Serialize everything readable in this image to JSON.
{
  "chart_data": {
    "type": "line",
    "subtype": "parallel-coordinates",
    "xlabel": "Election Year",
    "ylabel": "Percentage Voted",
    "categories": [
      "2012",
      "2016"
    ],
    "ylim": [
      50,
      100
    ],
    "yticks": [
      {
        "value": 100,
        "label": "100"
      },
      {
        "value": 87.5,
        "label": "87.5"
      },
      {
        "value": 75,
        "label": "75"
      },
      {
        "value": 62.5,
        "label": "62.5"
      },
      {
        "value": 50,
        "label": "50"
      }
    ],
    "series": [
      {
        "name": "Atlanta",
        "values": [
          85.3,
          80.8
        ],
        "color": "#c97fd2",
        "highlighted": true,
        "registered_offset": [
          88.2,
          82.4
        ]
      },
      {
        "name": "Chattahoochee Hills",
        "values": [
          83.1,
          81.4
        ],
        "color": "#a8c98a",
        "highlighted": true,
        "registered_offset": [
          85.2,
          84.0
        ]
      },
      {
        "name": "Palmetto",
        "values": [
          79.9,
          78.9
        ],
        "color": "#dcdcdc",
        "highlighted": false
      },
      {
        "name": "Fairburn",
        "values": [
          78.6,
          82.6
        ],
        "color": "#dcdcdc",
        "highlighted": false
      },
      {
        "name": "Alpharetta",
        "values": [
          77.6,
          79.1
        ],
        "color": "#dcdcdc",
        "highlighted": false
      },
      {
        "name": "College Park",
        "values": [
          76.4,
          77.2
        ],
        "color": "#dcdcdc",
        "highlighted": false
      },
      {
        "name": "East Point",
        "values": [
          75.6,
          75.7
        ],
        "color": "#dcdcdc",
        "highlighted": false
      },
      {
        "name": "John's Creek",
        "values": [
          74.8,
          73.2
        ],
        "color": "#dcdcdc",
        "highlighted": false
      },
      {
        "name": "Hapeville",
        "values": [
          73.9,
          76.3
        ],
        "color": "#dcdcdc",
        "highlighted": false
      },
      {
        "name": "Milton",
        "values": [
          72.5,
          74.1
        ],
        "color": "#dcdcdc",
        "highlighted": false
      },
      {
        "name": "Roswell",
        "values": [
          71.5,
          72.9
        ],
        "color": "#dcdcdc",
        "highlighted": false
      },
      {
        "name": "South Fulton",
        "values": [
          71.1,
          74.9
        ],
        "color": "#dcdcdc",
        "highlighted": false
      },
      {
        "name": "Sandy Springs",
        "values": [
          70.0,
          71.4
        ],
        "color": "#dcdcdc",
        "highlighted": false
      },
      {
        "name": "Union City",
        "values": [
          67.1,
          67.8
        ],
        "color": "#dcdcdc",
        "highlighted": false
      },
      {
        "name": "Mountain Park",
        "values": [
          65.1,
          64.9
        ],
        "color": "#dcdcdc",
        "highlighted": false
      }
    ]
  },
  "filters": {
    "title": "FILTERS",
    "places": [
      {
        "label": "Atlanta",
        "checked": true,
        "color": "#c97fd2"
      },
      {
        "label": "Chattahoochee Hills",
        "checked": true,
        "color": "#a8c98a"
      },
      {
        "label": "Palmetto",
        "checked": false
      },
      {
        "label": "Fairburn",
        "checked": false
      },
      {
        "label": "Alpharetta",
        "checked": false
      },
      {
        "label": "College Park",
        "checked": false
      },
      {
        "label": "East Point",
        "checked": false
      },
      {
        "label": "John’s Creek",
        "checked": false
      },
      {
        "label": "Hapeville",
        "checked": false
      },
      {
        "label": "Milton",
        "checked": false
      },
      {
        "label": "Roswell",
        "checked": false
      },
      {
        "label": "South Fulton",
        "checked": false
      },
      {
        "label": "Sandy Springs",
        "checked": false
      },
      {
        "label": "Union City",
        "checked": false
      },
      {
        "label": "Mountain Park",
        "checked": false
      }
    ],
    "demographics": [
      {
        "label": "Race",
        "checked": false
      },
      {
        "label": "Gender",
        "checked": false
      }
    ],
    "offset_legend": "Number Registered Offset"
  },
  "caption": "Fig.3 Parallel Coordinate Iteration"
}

────────────────────

◆ WHAT THE TASK ASKS
Produce an exact copy of all the records.

◆ ANSWER FOR THE TASK
Serialize everything readable in this image to JSON.
{
  "chart_data": {
    "type": "line",
    "subtype": "parallel-coordinates",
    "xlabel": "Election Year",
    "ylabel": "Percentage Voted",
    "categories": [
      "2012",
      "2016"
    ],
    "ylim": [
      50,
      100
    ],
    "yticks": [
      {
        "value": 100,
        "label": "100"
      },
      {
        "value": 87.5,
        "label": "87.5"
      },
      {
        "value": 75,
        "label": "75"
      },
      {
        "value": 62.5,
        "label": "62.5"
      },
      {
        "value": 50,
        "label": "50"
      }
    ],
    "series": [
      {
        "name": "Atlanta",
        "values": [
          85.3,
          80.8
        ],
        "color": "#c97fd2",
        "highlighted": true,
        "registered_offset": [
          88.2,
          82.4
        ]
      },
      {
        "name": "Chattahoochee Hills",
        "values": [
          83.1,
          81.4
        ],
        "color": "#a8c98a",
        "highlighted": true,
        "registered_offset": [
          85.2,
          84.0
        ]
      },
      {
        "name": "Palmetto",
        "values": [
          79.9,
          78.9
        ],
        "color": "#dcdcdc",
        "highlighted": false
      },
      {
        "name": "Fairburn",
        "values": [
          78.6,
          82.6
        ],
        "color": "#dcdcdc",
        "highlighted": false
      },
      {
        "name": "Alpharetta",
        "values": [
          77.6,
          79.1
        ],
        "color": "#dcdcdc",
        "highlighted": false
      },
      {
        "name": "College Park",
        "values": [
          76.4,
          77.2
        ],
        "color": "#dcdcdc",
        "highlighted": false
      },
      {
        "name": "East Point",
        "values": [
          75.6,
          75.7
        ],
        "color": "#dcdcdc",
        "highlighted": false
      },
      {
        "name": "John's Creek",
        "values": [
          74.8,
          73.2
        ],
        "color": "#dcdcdc",
        "highlighted": false
      },
      {
        "name": "Hapeville",
        "values": [
          73.9,
          76.3
        ],
        "color": "#dcdcdc",
        "highlighted": false
      },
      {
        "name": "Milton",
        "values": [
          72.5,
          74.1
        ],
        "color": "#dcdcdc",
        "highlighted": false
      },
      {
        "name": "Roswell",
        "values": [
          71.5,
          72.9
        ],
        "color": "#dcdcdc",
        "highlighted": false
      },
      {
        "name": "South Fulton",
        "values": [
          71.1,
          74.9
        ],
        "color": "#dcdcdc",
        "highlighted": false
      },
      {
        "name": "Sandy Springs",
        "values": [
          70.0,
          71.4
        ],
        "color": "#dcdcdc",
        "highlighted": false
      },
      {
        "name": "Union City",
        "values": [
          67.1,
          67.8
        ],
        "color": "#dcdcdc",
        "highlighted": false
      },
      {
        "name": "Mountain Park",
        "values": [
          65.1,
          64.9
        ],
        "color": "#dcdcdc",
        "highlighted": false
      }
    ]
  },
  "filters": {
    "title": "FILTERS",
    "places": [
      {
        "label": "Atlanta",
        "checked": true,
        "color": "#c97fd2"
      },
      {
        "label": "Chattahoochee Hills",
        "checked": true,
        "color": "#a8c98a"
      },
      {
        "label": "Palmetto",
        "checked": false
      },
      {
        "label": "Fairburn",
        "checked": false
      },
      {
        "label": "Alpharetta",
        "checked": false
      },
      {
        "label": "College Park",
        "checked": false
      },
      {
        "label": "East Point",
        "checked": false
      },
      {
        "label": "John’s Creek",
        "checked": false
      },
      {
        "label": "Hapeville",
        "checked": false
      },
      {
        "label": "Milton",
        "checked": false
      },
      {
        "label": "Roswell",
        "checked": false
      },
      {
        "label": "South Fulton",
        "checked": false
      },
      {
        "label": "Sandy Springs",
        "checked": false
      },
      {
        "label": "Union City",
        "checked": false
      },
      {
        "label": "Mountain Park",
        "checked": false
      }
    ],
    "demographics": [
      {
        "label": "Race",
        "checked": false
      },
      {
        "label": "Gender",
        "checked": false
      }
    ],
    "offset_legend": "Number Registered Offset"
  },
  "caption": "Fig.3 Parallel Coordinate Iteration"
}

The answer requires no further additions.